### TASK STATEMENT
Repeat the lines below exactly as they appear, but leave out the images.

Part of a data file:
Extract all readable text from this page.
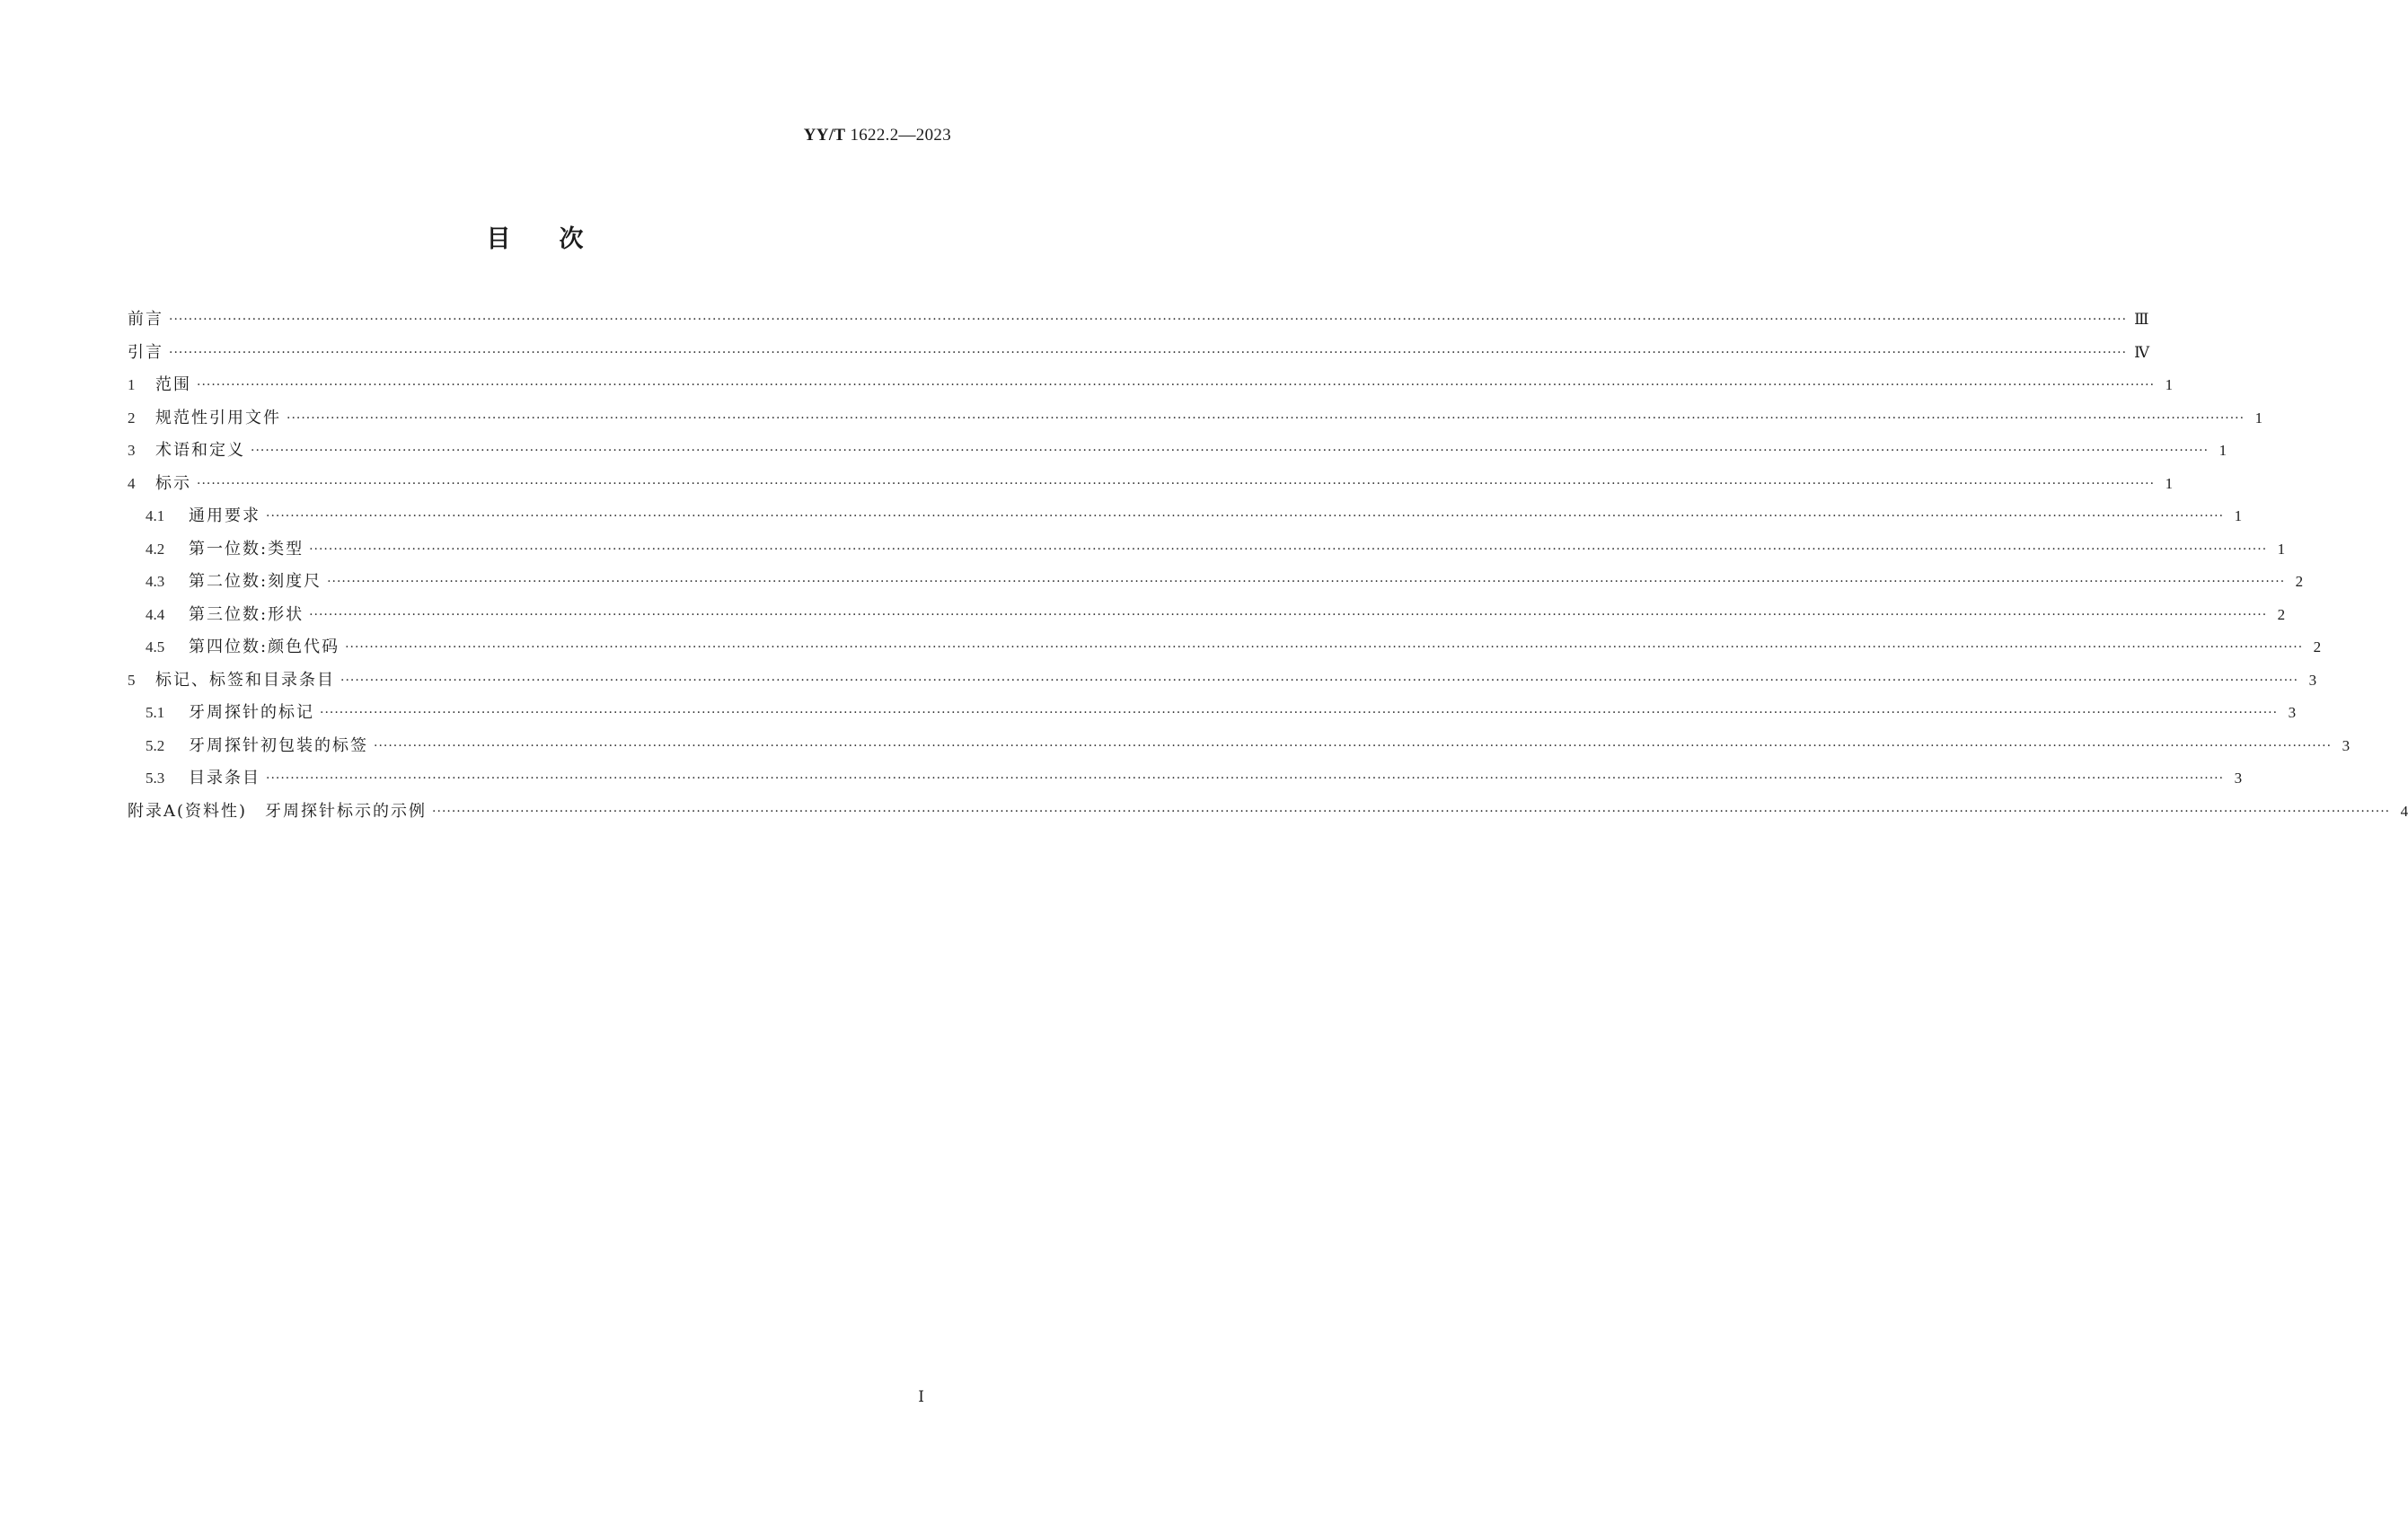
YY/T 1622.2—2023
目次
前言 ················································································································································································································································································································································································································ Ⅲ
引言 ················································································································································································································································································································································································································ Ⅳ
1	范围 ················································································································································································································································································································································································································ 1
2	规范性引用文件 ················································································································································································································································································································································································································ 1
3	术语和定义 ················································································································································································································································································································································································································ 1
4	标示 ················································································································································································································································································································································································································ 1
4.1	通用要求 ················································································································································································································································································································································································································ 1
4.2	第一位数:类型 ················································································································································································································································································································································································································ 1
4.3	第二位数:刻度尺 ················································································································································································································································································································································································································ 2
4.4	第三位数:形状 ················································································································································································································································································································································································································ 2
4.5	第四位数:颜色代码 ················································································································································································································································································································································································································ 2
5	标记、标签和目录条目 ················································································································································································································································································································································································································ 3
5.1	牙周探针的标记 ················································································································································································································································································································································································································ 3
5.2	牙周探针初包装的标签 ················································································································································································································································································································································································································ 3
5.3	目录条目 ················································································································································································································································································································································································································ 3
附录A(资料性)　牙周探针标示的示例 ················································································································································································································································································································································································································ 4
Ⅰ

### RESPONSE TO THE EXERCISE
Extract all readable text from this page.
YY/T 1622.2—2023
目次
前言 ················································································································································································································································································································································································································ Ⅲ
引言 ················································································································································································································································································································································································································ Ⅳ
1	范围 ················································································································································································································································································································································································································ 1
2	规范性引用文件 ················································································································································································································································································································································································································ 1
3	术语和定义 ················································································································································································································································································································································································································ 1
4	标示 ················································································································································································································································································································································································································ 1
4.1	通用要求 ················································································································································································································································································································································································································ 1
4.2	第一位数:类型 ················································································································································································································································································································································································································ 1
4.3	第二位数:刻度尺 ················································································································································································································································································································································································································ 2
4.4	第三位数:形状 ················································································································································································································································································································································································································ 2
4.5	第四位数:颜色代码 ················································································································································································································································································································································································································ 2
5	标记、标签和目录条目 ················································································································································································································································································································································································································ 3
5.1	牙周探针的标记 ················································································································································································································································································································································································································ 3
5.2	牙周探针初包装的标签 ················································································································································································································································································································································································································ 3
5.3	目录条目 ················································································································································································································································································································································································································ 3
附录A(资料性)　牙周探针标示的示例 ················································································································································································································································································································································································································ 4
Ⅰ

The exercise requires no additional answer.